OBJECTIVE
Among the entries, which lines carry the string "screenshot"? Copy each of them.

RECORD SET
[BEGIN]
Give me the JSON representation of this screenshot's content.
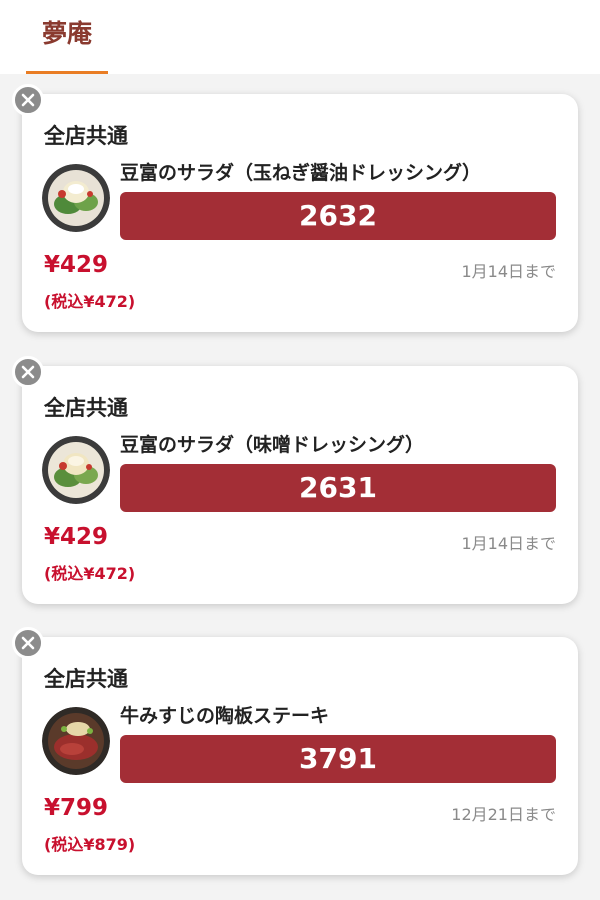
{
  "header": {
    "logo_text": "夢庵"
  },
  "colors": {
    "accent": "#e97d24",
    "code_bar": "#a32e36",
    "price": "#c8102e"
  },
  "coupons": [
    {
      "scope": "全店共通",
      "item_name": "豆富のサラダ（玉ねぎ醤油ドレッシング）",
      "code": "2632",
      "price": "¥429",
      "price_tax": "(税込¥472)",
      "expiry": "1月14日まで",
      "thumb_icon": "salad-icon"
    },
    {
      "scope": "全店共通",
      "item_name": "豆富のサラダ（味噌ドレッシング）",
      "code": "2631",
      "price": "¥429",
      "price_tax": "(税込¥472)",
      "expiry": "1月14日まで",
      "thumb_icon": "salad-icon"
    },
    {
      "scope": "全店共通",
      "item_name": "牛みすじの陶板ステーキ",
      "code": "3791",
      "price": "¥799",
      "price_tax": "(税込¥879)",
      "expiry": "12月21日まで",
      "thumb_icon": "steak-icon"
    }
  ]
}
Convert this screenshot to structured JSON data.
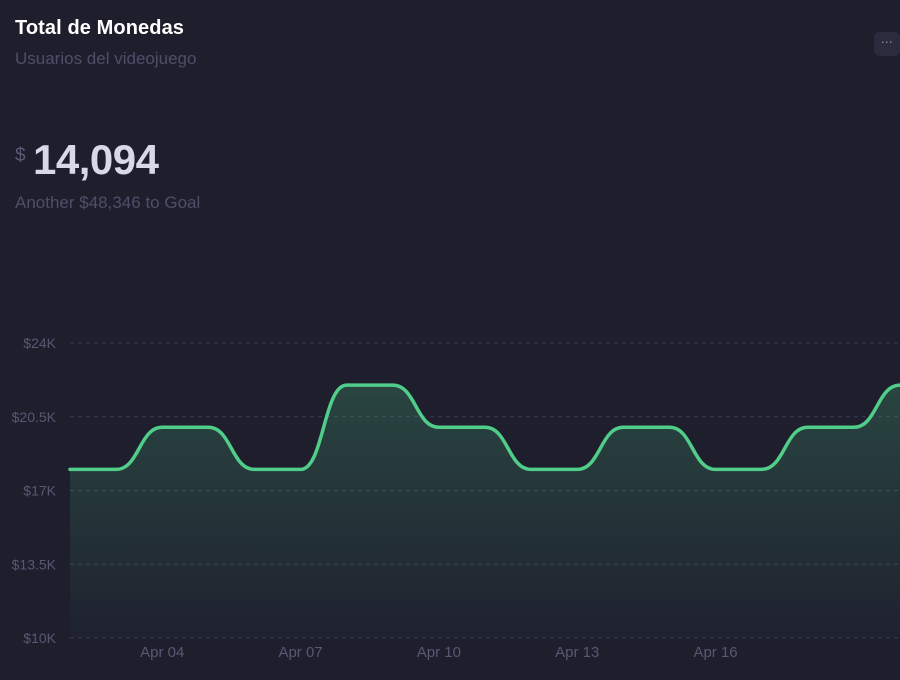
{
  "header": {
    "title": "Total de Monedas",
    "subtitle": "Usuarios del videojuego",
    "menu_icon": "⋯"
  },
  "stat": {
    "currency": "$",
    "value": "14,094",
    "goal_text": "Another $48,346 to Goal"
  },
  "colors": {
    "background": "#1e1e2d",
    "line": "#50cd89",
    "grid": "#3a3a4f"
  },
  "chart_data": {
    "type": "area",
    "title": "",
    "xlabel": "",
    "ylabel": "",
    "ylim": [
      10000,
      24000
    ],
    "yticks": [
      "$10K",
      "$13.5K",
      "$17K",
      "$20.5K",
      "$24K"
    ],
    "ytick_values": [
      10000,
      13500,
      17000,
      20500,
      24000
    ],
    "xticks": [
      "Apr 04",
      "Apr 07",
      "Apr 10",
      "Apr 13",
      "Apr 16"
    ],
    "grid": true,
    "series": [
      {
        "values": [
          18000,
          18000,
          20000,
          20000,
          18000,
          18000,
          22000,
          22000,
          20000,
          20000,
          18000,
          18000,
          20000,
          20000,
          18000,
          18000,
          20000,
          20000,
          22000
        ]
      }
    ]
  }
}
[END]
TASK OUTPUT
Give me the JSON representation of this screenshot's content.
Convert this screenshot to structured JSON data.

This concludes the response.